— begin ROWS —

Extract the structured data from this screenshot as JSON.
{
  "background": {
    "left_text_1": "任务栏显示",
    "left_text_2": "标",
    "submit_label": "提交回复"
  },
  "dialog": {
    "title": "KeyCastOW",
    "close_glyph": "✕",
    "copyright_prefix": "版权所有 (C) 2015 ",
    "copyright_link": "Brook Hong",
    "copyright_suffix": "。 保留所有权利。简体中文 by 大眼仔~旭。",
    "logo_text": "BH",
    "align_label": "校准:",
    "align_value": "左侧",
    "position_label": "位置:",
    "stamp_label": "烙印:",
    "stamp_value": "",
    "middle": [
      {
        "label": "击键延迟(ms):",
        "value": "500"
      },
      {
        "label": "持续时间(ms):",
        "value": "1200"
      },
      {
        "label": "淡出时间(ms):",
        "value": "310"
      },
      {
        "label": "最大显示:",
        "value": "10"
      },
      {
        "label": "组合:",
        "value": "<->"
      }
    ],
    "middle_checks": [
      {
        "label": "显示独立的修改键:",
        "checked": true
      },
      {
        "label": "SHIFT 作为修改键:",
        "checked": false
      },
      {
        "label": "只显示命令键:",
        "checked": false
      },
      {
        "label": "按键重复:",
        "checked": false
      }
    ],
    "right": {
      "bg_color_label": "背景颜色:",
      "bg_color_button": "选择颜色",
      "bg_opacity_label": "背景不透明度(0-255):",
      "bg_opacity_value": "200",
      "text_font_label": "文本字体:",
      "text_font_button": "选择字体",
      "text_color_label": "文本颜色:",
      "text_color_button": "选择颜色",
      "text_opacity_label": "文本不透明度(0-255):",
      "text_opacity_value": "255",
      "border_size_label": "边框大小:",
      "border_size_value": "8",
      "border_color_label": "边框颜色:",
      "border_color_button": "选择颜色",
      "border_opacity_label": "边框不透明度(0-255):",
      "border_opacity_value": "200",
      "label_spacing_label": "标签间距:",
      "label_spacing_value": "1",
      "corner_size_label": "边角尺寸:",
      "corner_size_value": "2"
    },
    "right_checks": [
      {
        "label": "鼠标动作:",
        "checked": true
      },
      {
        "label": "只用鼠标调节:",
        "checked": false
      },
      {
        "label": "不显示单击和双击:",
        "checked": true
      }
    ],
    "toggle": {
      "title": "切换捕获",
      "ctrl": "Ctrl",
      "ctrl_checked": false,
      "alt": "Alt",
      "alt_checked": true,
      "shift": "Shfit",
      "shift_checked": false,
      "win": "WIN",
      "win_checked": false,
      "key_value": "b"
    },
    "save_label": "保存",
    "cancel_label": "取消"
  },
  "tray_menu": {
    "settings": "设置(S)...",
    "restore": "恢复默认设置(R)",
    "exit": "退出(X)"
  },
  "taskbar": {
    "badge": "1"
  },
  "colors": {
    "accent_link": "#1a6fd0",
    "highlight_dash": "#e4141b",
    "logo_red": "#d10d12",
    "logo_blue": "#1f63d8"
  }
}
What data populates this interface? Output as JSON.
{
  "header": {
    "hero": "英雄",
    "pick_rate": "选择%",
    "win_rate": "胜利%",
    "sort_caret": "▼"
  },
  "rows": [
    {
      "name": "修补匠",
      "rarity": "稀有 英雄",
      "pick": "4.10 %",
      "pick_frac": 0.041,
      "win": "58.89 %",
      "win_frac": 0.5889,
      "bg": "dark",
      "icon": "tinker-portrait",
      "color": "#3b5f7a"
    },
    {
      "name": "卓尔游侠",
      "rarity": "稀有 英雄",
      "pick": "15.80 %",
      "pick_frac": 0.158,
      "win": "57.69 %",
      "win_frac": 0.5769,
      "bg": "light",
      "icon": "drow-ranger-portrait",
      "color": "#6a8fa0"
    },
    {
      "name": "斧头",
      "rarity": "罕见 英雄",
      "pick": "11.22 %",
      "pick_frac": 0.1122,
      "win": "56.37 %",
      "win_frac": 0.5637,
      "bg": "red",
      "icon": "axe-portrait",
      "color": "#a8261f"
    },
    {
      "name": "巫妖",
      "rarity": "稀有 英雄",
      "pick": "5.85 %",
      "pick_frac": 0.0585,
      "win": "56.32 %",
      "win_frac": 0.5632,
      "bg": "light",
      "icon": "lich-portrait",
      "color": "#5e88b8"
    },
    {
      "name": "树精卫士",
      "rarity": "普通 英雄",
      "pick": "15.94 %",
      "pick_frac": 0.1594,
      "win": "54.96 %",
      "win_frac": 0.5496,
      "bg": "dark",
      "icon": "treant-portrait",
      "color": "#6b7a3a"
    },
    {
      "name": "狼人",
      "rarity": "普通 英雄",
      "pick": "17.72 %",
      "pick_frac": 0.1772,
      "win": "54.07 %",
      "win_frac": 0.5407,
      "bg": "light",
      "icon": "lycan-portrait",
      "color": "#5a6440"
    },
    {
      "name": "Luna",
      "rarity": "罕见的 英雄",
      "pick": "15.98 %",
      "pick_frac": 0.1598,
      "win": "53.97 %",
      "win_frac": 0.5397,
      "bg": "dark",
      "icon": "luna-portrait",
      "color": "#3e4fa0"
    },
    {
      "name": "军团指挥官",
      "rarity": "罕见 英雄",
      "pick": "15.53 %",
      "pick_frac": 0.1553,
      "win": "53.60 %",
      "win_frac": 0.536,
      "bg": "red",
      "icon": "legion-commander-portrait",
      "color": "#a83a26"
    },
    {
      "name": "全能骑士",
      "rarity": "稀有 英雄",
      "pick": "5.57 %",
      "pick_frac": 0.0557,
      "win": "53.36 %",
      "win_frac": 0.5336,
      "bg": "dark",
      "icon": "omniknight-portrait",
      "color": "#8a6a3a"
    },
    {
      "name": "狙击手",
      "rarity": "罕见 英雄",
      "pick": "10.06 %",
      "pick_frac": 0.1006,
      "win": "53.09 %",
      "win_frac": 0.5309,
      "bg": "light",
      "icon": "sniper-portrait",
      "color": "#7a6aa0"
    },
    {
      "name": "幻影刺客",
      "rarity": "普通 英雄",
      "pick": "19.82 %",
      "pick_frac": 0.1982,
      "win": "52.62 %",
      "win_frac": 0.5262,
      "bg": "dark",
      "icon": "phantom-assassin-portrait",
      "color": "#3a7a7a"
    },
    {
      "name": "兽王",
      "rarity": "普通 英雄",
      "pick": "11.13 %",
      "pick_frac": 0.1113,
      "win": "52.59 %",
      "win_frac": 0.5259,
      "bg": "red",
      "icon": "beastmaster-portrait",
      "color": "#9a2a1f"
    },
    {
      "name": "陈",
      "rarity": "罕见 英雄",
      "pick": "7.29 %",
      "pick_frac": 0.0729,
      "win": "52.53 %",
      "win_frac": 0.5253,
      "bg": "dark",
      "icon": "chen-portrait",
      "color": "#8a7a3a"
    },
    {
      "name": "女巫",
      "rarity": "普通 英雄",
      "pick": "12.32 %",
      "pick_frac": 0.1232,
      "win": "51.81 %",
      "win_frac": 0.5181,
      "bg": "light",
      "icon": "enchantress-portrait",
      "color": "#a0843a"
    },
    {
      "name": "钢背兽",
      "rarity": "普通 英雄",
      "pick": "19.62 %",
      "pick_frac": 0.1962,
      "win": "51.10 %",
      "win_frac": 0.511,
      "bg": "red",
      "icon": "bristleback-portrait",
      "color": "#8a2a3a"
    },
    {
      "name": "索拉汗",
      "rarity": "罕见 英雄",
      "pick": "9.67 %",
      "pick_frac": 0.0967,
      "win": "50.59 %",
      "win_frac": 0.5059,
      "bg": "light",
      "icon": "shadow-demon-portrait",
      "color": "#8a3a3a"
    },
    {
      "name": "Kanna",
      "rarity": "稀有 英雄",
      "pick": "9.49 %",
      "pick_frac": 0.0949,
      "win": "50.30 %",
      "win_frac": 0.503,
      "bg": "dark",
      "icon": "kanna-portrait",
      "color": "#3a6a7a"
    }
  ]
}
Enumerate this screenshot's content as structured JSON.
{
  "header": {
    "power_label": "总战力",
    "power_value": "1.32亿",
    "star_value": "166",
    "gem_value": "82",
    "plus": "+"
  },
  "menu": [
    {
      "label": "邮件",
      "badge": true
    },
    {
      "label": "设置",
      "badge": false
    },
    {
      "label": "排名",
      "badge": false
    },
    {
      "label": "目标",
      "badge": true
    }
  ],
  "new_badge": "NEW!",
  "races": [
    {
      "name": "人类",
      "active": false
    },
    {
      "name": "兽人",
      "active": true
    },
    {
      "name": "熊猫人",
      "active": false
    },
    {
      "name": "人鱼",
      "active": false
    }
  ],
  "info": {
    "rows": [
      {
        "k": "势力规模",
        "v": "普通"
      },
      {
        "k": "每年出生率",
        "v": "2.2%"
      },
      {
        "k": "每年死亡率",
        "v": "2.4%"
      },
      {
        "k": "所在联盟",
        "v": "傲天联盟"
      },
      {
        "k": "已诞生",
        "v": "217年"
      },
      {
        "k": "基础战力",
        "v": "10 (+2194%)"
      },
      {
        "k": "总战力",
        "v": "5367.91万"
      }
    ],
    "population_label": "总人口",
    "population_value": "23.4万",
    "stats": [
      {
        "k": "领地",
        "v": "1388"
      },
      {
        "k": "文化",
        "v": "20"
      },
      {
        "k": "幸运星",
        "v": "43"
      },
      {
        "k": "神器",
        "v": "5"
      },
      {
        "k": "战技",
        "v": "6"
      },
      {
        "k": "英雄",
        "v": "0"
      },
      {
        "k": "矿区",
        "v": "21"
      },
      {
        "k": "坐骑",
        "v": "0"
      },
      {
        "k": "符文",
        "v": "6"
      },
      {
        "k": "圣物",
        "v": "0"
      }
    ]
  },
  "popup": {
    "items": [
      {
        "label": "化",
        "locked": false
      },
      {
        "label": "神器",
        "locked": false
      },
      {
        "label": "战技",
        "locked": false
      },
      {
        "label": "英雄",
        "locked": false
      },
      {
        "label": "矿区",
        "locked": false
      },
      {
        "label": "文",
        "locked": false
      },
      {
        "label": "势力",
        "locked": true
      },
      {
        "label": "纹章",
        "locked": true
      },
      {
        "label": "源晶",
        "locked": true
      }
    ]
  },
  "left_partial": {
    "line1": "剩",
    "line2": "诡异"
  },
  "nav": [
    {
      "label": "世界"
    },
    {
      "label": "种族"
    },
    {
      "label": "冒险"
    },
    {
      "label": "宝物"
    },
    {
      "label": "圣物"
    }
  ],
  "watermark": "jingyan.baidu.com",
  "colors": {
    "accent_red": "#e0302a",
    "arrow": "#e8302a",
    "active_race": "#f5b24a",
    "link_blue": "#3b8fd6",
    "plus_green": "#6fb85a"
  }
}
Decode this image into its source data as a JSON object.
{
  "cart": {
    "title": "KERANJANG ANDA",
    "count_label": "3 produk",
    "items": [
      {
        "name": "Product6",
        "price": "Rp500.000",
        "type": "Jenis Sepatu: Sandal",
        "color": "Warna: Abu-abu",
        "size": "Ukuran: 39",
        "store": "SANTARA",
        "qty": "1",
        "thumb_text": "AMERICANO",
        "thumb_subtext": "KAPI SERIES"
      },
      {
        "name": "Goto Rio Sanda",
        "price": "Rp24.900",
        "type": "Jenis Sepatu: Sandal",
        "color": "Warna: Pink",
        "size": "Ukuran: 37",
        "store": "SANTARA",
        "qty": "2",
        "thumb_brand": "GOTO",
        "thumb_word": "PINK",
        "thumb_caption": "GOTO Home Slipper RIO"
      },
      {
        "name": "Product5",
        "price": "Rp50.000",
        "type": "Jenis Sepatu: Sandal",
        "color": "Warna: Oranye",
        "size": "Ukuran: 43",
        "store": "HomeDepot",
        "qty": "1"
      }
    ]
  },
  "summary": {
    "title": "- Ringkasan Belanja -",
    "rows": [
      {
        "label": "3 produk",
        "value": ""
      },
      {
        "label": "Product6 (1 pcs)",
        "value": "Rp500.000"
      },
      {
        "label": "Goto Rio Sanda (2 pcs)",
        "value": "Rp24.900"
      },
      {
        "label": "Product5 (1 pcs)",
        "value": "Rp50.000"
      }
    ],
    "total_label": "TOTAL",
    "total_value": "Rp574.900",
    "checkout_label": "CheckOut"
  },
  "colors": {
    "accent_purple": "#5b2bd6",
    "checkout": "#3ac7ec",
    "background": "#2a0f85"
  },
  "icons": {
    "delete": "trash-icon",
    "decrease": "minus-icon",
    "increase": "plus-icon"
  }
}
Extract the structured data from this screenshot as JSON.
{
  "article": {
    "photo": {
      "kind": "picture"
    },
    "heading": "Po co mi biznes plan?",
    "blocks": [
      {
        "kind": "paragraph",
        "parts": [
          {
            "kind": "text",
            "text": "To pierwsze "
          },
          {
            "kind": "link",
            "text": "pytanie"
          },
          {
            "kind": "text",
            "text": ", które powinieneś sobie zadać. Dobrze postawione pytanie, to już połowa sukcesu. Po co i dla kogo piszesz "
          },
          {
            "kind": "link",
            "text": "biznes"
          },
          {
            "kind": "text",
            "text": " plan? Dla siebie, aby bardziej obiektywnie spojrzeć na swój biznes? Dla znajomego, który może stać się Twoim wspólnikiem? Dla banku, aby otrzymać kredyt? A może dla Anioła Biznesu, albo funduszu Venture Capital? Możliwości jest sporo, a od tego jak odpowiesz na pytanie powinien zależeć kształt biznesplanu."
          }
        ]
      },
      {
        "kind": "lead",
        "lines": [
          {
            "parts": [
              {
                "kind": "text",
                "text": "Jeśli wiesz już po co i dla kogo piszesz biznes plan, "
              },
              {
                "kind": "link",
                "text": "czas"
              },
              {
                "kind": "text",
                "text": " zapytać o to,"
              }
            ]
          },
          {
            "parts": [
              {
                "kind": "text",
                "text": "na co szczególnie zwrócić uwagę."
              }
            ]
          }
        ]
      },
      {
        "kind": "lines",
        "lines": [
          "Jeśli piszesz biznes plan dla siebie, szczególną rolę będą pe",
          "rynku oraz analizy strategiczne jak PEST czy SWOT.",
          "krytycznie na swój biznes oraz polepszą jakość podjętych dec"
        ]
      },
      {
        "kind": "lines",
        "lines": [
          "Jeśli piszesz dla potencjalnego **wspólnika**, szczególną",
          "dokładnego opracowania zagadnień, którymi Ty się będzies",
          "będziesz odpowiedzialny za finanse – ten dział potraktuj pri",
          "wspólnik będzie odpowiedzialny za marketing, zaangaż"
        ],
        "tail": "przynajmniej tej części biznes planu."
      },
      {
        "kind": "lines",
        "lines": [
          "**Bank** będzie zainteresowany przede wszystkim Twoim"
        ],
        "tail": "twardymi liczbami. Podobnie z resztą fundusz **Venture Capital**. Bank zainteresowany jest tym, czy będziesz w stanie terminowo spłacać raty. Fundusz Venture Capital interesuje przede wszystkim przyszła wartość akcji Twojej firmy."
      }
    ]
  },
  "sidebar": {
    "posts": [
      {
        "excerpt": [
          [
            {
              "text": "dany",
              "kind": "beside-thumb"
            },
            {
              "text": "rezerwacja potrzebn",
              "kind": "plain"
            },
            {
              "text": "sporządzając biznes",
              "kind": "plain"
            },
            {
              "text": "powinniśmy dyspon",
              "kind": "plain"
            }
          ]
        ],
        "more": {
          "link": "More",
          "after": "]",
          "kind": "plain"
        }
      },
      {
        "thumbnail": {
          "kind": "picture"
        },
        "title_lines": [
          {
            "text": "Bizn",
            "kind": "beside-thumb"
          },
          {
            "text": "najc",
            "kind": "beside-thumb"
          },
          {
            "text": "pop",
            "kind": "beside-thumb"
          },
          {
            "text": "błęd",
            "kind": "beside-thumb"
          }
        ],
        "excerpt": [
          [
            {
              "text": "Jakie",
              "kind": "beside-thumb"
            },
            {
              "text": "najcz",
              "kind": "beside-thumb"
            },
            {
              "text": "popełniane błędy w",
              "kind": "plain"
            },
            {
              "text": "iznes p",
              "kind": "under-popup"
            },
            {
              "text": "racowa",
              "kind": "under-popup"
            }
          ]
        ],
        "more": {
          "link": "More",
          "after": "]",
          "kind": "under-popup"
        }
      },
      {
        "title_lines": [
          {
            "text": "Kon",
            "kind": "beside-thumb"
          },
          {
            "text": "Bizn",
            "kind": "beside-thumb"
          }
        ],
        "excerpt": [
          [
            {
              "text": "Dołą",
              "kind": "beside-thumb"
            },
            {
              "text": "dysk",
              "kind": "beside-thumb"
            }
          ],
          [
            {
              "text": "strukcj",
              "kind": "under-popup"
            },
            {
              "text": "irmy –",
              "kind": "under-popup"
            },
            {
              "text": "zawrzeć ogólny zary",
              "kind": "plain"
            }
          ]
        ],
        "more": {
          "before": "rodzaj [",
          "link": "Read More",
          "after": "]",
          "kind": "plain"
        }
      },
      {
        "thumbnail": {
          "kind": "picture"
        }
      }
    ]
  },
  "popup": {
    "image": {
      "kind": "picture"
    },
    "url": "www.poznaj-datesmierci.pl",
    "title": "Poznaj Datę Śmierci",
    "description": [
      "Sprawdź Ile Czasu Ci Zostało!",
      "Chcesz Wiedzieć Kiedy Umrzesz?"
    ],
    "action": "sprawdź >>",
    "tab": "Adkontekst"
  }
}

— end ROWS —

**WHAT IS NEEDED:** Find every line that holds "Warna" and copy it.

**TASK RESPONSE:**
        "color": "Warna: Abu-abu",
        "color": "Warna: Pink",
        "color": "Warna: Oranye",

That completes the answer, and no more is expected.